Yapılacaklar:
- 1) Aşağıdaki Berat Gecesi metnini üç cümleyle özetleyin.
- 2) Lütfen aşağıdaki Berat Gecesi metnini son cümlesinin ardından sürdürün.

Kaynak metin:

%%

Berat; kişi’nin her hangi bir yükümlülükten serbest kalması, sorumluluğu bulunmaması anlamlarına gelmektedir.
Dini inanışta berat, kameri aylardan olan Şaban ayının 15. gecesidir. Müslümanlar bu gece de Allah’ın affetmesi ile günah yüklerinden kurtulacaklarını umarak Berat Kandili‘ni ihya ederler.
Allah Resulü Berat Gecesi hakkında Şöyle Buyurmuştur:
Berat Kandili ile ilgili hadis-i Şerif
Berat Gecesi’nin Mahiyeti ve Önemi:[1]
Yıllık bir program çerçevesinde yürütülen ticari faaliyetler, yıl sonunda o program esaslarına göre kontrol ve teftiş edilir, kâr zarar hesapları yapılır. Kesin hesabın tespitinden sonra da gelecek yılın programı hazırlanarak son şeklini alır. Her yıl tekrar edilen bu kontrol ve tespit işlemleri sayesinde, ekonomik hayatta istikrarlı ve sağlam bir ilerlemenin temini mümkün olur.
Bu misalin ışığında manevi hayatımıza ve faaliyetlerimize bakalım. Dünya, âhiret hayatının kazanılması için yaratılmış bir manevi ticaret yeri olduğuna göre, o ticaretle ilgili faaliyetlerin de yıllık muhasebesinin yapılması gayet tabiidir. İşte bu muhasebenin vakti üç ayların içindedir. Berat Kandili ile başlayıp Kadir Gecesi’yle biten devreye rastlar.
Duhan sûresinin 2., 3. ve 4. âyetlerinin Berat Gecesi’nden bahsettiği bildirilmektedir. Âyetlerin meali şöyle:
“O apaçık kitaba and olsun ki, biz onu gerçekten mübarek bir gecede indirdik. Çünkü biz onunla insanları uyarmaktayız. Bütün hikmetli işler o gecede tefrik olunur.”
Bu âyetler hakkında iki görüş vardır. Çoğu tefsir bilginlerinin görüşüne göre, bu mübarek gece Kadir Gecesi’dir. İkrime bin Ebi Cehil’in de dahil olduğu bir grup alim ise; bu gecenin Berat Gecesi olduğunu söylemişlerdir. Her iki tefsiri birleştiren diğer bir görüşe göre de, hikmetli işlerin ayırımının yapılmasına Berat Gecesi’nde başlanmakta ve bu işlem Kadir Gecesi’ne kadar devam etmektedir. Bu hikmetli işler nelerdir ve âyetin mânası nedir?

%%

Veri kesiti:
%%

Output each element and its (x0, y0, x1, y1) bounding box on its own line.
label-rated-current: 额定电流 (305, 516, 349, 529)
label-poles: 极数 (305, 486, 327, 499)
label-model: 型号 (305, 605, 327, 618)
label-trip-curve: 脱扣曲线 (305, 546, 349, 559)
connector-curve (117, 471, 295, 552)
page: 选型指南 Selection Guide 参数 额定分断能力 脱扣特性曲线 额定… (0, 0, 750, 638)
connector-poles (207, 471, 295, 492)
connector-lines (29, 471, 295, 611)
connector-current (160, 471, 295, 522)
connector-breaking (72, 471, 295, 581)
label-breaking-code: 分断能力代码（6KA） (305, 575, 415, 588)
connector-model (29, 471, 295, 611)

%%

Yanıtlar:
- 1) Berat, kişinin bir yükümlülükten serbest kalması anlamına gelir; dini inanışta ise Şaban ayının 15. gecesidir ve Müslümanlar bu geceyi Allah'ın affıyla günahlarından kurtulmayı umarak ihya ederler. Metin, yıl sonunda muhasebesi yapılan ticari faaliyetlere benzeterek dünyayı manevi bir ticaret yeri olarak görür ve bu muhasebenin vaktinin Berat Kandili ile başlayıp Kadir Gecesi'yle biten devre olduğunu söyler. Duhan sûresinin 2., 3. ve 4. âyetlerindeki mübarek gece, çoğu tefsir bilginine göre Kadir Gecesi, İkrime bin Ebi Cehil'in de aralarında bulunduğu bir gruba göre Berat Gecesi'dir; bir başka görüşe göre ise hikmetli işlerin ayrımına Berat Gecesi'nde başlanır ve bu işlem Kadir Gecesi'ne kadar sürer.

- 2)
Yıllık Kader Programı
İbni Abbas’tan rivayet edildiğine göre, hikmetli işlerin birbirinden ayırd edilmesi şu şekilde cereyan etmektedir:
– Bu seneden gelecek seneye kadar meydana gelecek olayların hepsi ayrı ayrı melekler tarafından defterlere yazılır. Rızıklar, eceller, zenginlik, fakirlik, ölümler, doğumlar hep bu esnada kaydedilir. O yılki hacıların sayısı bile bu devrede takdir olunur. Herkesin ve her-şeyin o sene içindeki mukadderatı kaydedilir.
– Rızıkla alakalı defterler Mikail Aleyhisselâma verilir.
– Savaşlarla ilgili defterler Cebrail Aleyhissalama verilir.
– Ameller nüshası dünya semasında görevli melek olan İsrafil’e verilir ki bu büyük bir melektir.
– Ölüm ve musibetlerle ilgili defter de Azrail Aleyhisselâma teslim edilir.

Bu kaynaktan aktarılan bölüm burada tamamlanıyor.